### [Task to complete]
Reproduce every record below exactly as written, but leave out any pictures.

### [Record extracts]
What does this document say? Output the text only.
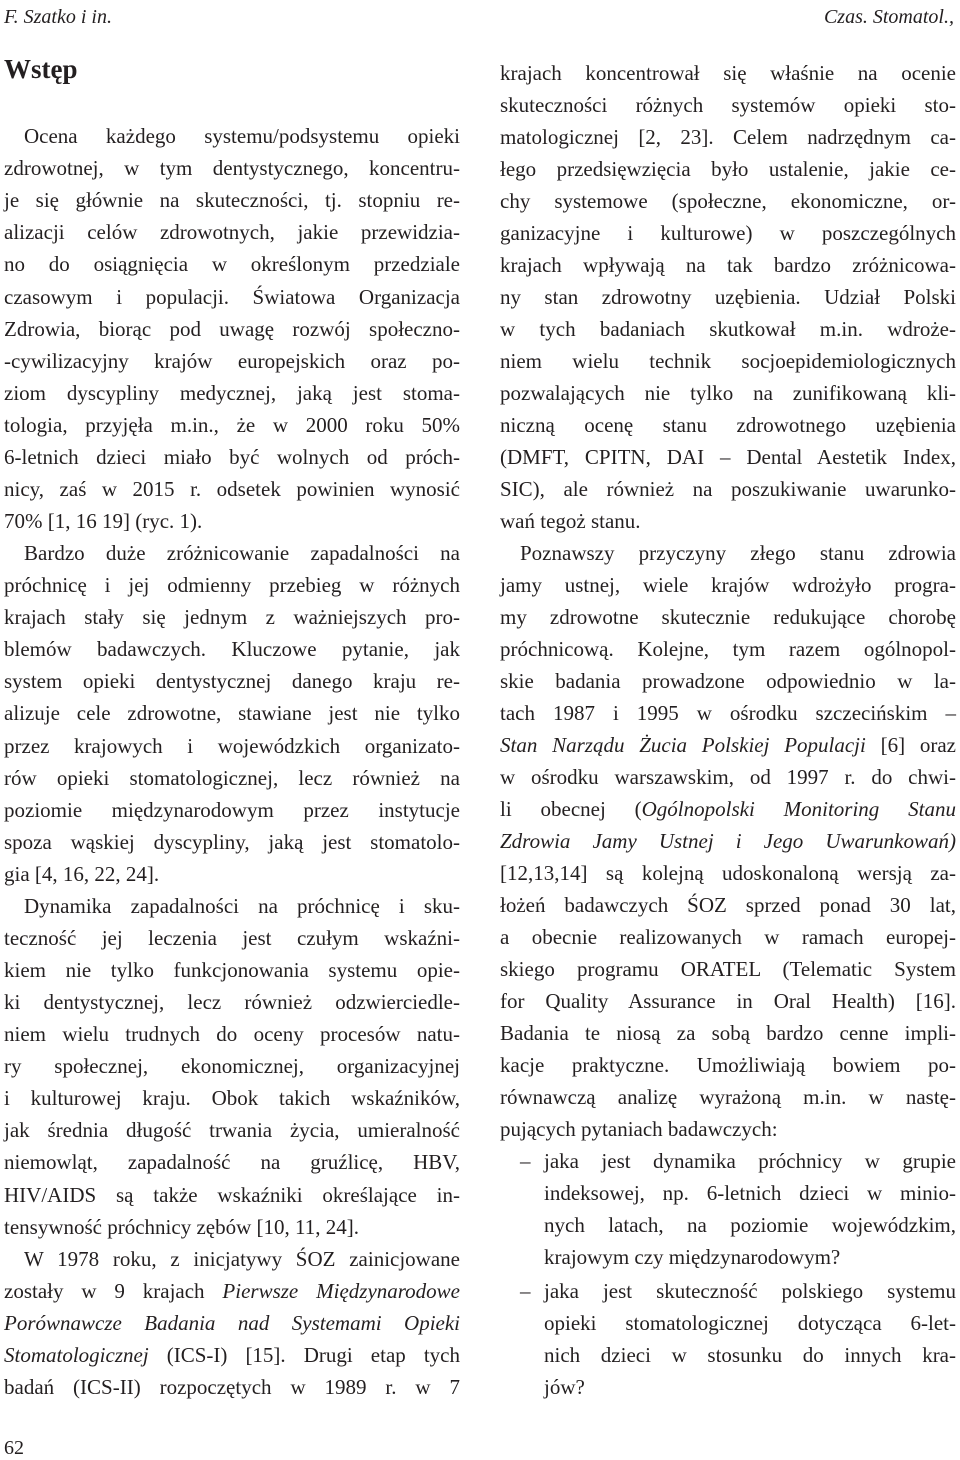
F. Szatko i in.	Czas. Stomatol.,
Wstęp
Ocena każdego systemu/podsystemu opieki
zdrowotnej, w tym dentystycznego, koncentru-
je się głównie na skuteczności, tj. stopniu re-
alizacji celów zdrowotnych, jakie przewidzia-
no do osiągnięcia w określonym przedziale
czasowym i populacji. Światowa Organizacja
Zdrowia, biorąc pod uwagę rozwój społeczno-
-cywilizacyjny krajów europejskich oraz po-
ziom dyscypliny medycznej, jaką jest stoma-
tologia, przyjęła m.in., że w 2000 roku 50%
6-letnich dzieci miało być wolnych od próch-
nicy, zaś w 2015 r. odsetek powinien wynosić
70% [1, 16 19] (ryc. 1).
Bardzo duże zróżnicowanie zapadalności na
próchnicę i jej odmienny przebieg w różnych
krajach stały się jednym z ważniejszych pro-
blemów badawczych. Kluczowe pytanie, jak
system opieki dentystycznej danego kraju re-
alizuje cele zdrowotne, stawiane jest nie tylko
przez krajowych i wojewódzkich organizato-
rów opieki stomatologicznej, lecz również na
poziomie międzynarodowym przez instytucje
spoza wąskiej dyscypliny, jaką jest stomatolo-
gia [4, 16, 22, 24].
Dynamika zapadalności na próchnicę i sku-
teczność jej leczenia jest czułym wskaźni-
kiem nie tylko funkcjonowania systemu opie-
ki dentystycznej, lecz również odzwierciedle-
niem wielu trudnych do oceny procesów natu-
ry społecznej, ekonomicznej, organizacyjnej
i kulturowej kraju. Obok takich wskaźników,
jak średnia długość trwania życia, umieralność
niemowląt, zapadalność na gruźlicę, HBV,
HIV/AIDS są także wskaźniki określające in-
tensywność próchnicy zębów [10, 11, 24].
W 1978 roku, z inicjatywy ŚOZ zainicjowane
zostały w 9 krajach Pierwsze Międzynarodowe
Porównawcze Badania nad Systemami Opieki
Stomatologicznej (ICS-I) [15]. Drugi etap tych
badań (ICS-II) rozpoczętych w 1989 r. w 7
krajach koncentrował się właśnie na ocenie
skuteczności różnych systemów opieki sto-
matologicznej [2, 23]. Celem nadrzędnym ca-
łego przedsięwzięcia było ustalenie, jakie ce-
chy systemowe (społeczne, ekonomiczne, or-
ganizacyjne i kulturowe) w poszczególnych
krajach wpływają na tak bardzo zróżnicowa-
ny stan zdrowotny uzębienia. Udział Polski
w tych badaniach skutkował m.in. wdroże-
niem wielu technik socjoepidemiologicznych
pozwalających nie tylko na zunifikowaną kli-
niczną ocenę stanu zdrowotnego uzębienia
(DMFT, CPITN, DAI – Dental Aestetik Index,
SIC), ale również na poszukiwanie uwarunko-
wań tegoż stanu.
Poznawszy przyczyny złego stanu zdrowia
jamy ustnej, wiele krajów wdrożyło progra-
my zdrowotne skutecznie redukujące chorobę
próchnicową. Kolejne, tym razem ogólnopol-
skie badania prowadzone odpowiednio w la-
tach 1987 i 1995 w ośrodku szczecińskim –
Stan Narządu Żucia Polskiej Populacji [6] oraz
w ośrodku warszawskim, od 1997 r. do chwi-
li obecnej (Ogólnopolski Monitoring Stanu
Zdrowia Jamy Ustnej i Jego Uwarunkowań)
[12,13,14] są kolejną udoskonaloną wersją za-
łożeń badawczych ŚOZ sprzed ponad 30 lat,
a obecnie realizowanych w ramach europej-
skiego programu ORATEL (Telematic System
for Quality Assurance in Oral Health) [16].
Badania te niosą za sobą bardzo cenne impli-
kacje praktyczne. Umożliwiają bowiem po-
równawczą analizę wyrażoną m.in. w nastę-
pujących pytaniach badawczych:
– jaka jest dynamika próchnicy w grupie
indeksowej, np. 6-letnich dzieci w minio-
nych latach, na poziomie wojewódzkim,
krajowym czy międzynarodowym?
– jaka jest skuteczność polskiego systemu
opieki stomatologicznej dotycząca 6-let-
nich dzieci w stosunku do innych kra-
jów?
62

### [Complete response]
What does this document say? Output the text only.
F. Szatko i in.	Czas. Stomatol.,
Wstęp
Ocena każdego systemu/podsystemu opieki
zdrowotnej, w tym dentystycznego, koncentru-
je się głównie na skuteczności, tj. stopniu re-
alizacji celów zdrowotnych, jakie przewidzia-
no do osiągnięcia w określonym przedziale
czasowym i populacji. Światowa Organizacja
Zdrowia, biorąc pod uwagę rozwój społeczno-
-cywilizacyjny krajów europejskich oraz po-
ziom dyscypliny medycznej, jaką jest stoma-
tologia, przyjęła m.in., że w 2000 roku 50%
6-letnich dzieci miało być wolnych od próch-
nicy, zaś w 2015 r. odsetek powinien wynosić
70% [1, 16 19] (ryc. 1).
Bardzo duże zróżnicowanie zapadalności na
próchnicę i jej odmienny przebieg w różnych
krajach stały się jednym z ważniejszych pro-
blemów badawczych. Kluczowe pytanie, jak
system opieki dentystycznej danego kraju re-
alizuje cele zdrowotne, stawiane jest nie tylko
przez krajowych i wojewódzkich organizato-
rów opieki stomatologicznej, lecz również na
poziomie międzynarodowym przez instytucje
spoza wąskiej dyscypliny, jaką jest stomatolo-
gia [4, 16, 22, 24].
Dynamika zapadalności na próchnicę i sku-
teczność jej leczenia jest czułym wskaźni-
kiem nie tylko funkcjonowania systemu opie-
ki dentystycznej, lecz również odzwierciedle-
niem wielu trudnych do oceny procesów natu-
ry społecznej, ekonomicznej, organizacyjnej
i kulturowej kraju. Obok takich wskaźników,
jak średnia długość trwania życia, umieralność
niemowląt, zapadalność na gruźlicę, HBV,
HIV/AIDS są także wskaźniki określające in-
tensywność próchnicy zębów [10, 11, 24].
W 1978 roku, z inicjatywy ŚOZ zainicjowane
zostały w 9 krajach Pierwsze Międzynarodowe
Porównawcze Badania nad Systemami Opieki
Stomatologicznej (ICS-I) [15]. Drugi etap tych
badań (ICS-II) rozpoczętych w 1989 r. w 7
krajach koncentrował się właśnie na ocenie
skuteczności różnych systemów opieki sto-
matologicznej [2, 23]. Celem nadrzędnym ca-
łego przedsięwzięcia było ustalenie, jakie ce-
chy systemowe (społeczne, ekonomiczne, or-
ganizacyjne i kulturowe) w poszczególnych
krajach wpływają na tak bardzo zróżnicowa-
ny stan zdrowotny uzębienia. Udział Polski
w tych badaniach skutkował m.in. wdroże-
niem wielu technik socjoepidemiologicznych
pozwalających nie tylko na zunifikowaną kli-
niczną ocenę stanu zdrowotnego uzębienia
(DMFT, CPITN, DAI – Dental Aestetik Index,
SIC), ale również na poszukiwanie uwarunko-
wań tegoż stanu.
Poznawszy przyczyny złego stanu zdrowia
jamy ustnej, wiele krajów wdrożyło progra-
my zdrowotne skutecznie redukujące chorobę
próchnicową. Kolejne, tym razem ogólnopol-
skie badania prowadzone odpowiednio w la-
tach 1987 i 1995 w ośrodku szczecińskim –
Stan Narządu Żucia Polskiej Populacji [6] oraz
w ośrodku warszawskim, od 1997 r. do chwi-
li obecnej (Ogólnopolski Monitoring Stanu
Zdrowia Jamy Ustnej i Jego Uwarunkowań)
[12,13,14] są kolejną udoskonaloną wersją za-
łożeń badawczych ŚOZ sprzed ponad 30 lat,
a obecnie realizowanych w ramach europej-
skiego programu ORATEL (Telematic System
for Quality Assurance in Oral Health) [16].
Badania te niosą za sobą bardzo cenne impli-
kacje praktyczne. Umożliwiają bowiem po-
równawczą analizę wyrażoną m.in. w nastę-
pujących pytaniach badawczych:
– jaka jest dynamika próchnicy w grupie
indeksowej, np. 6-letnich dzieci w minio-
nych latach, na poziomie wojewódzkim,
krajowym czy międzynarodowym?
– jaka jest skuteczność polskiego systemu
opieki stomatologicznej dotycząca 6-let-
nich dzieci w stosunku do innych kra-
jów?
62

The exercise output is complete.